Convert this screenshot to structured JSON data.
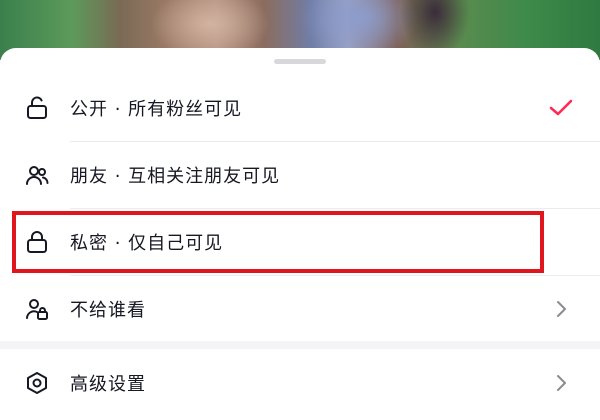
{
  "visibility_sheet": {
    "options": [
      {
        "label": "公开 · 所有粉丝可见",
        "icon": "unlock-icon",
        "selected": true
      },
      {
        "label": "朋友 · 互相关注朋友可见",
        "icon": "friends-icon",
        "selected": false
      },
      {
        "label": "私密 · 仅自己可见",
        "icon": "lock-icon",
        "selected": false,
        "highlighted": true
      },
      {
        "label": "不给谁看",
        "icon": "user-block-icon",
        "selected": false,
        "has_chevron": true
      }
    ],
    "advanced": {
      "label": "高级设置",
      "icon": "settings-hex-icon",
      "has_chevron": true
    }
  },
  "colors": {
    "checkmark": "#fe2c55",
    "highlight_border": "#e0161e",
    "text": "#161823",
    "icon": "#161823",
    "chevron": "#8a8b91"
  }
}
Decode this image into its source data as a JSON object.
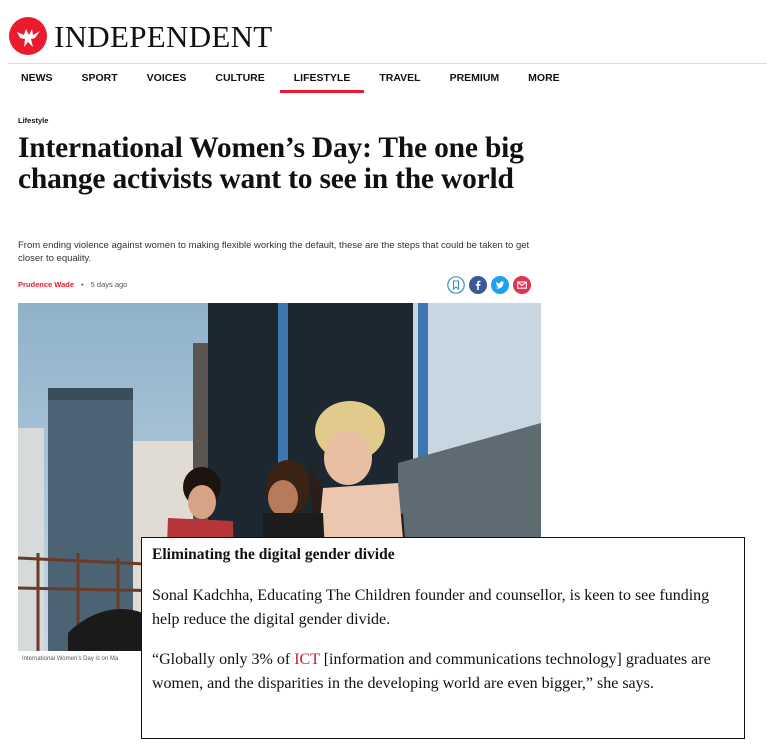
{
  "brand": {
    "name": "INDEPENDENT",
    "logo_icon": "eagle-icon",
    "accent": "#ec1a2e"
  },
  "nav": {
    "items": [
      "NEWS",
      "SPORT",
      "VOICES",
      "CULTURE",
      "LIFESTYLE",
      "TRAVEL",
      "PREMIUM",
      "MORE"
    ],
    "active": "LIFESTYLE"
  },
  "article": {
    "section": "Lifestyle",
    "headline": "International Women’s Day: The one big change activists want to see in the world",
    "standfirst": "From ending violence against women to making flexible working the default, these are the steps that could be taken to get closer to equality.",
    "author": "Prudence Wade",
    "separator": "•",
    "time": "5 days ago",
    "share_icons": [
      "bookmark-icon",
      "facebook-icon",
      "twitter-icon",
      "email-icon"
    ],
    "image_caption": "International Women’s Day is on Ma"
  },
  "callout": {
    "title": "Eliminating the digital gender divide",
    "p1": "Sonal Kadchha, Educating The Children founder and counsellor, is keen to see funding help reduce the digital gender divide.",
    "p2_before": "“Globally only 3% of ",
    "p2_highlight": "ICT",
    "p2_after": " [information and communications technology] graduates are women, and the disparities in the developing world are even bigger,” she says."
  }
}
# # # #
▶ REQUEST
Gather each line from the entries above that includes the word "label".

▶ SOLUTION TO THE PROBLEM
        "label": "公开 · 所有粉丝可见",
        "label": "朋友 · 互相关注朋友可见",
        "label": "私密 · 仅自己可见",
        "label": "不给谁看",
      "label": "高级设置",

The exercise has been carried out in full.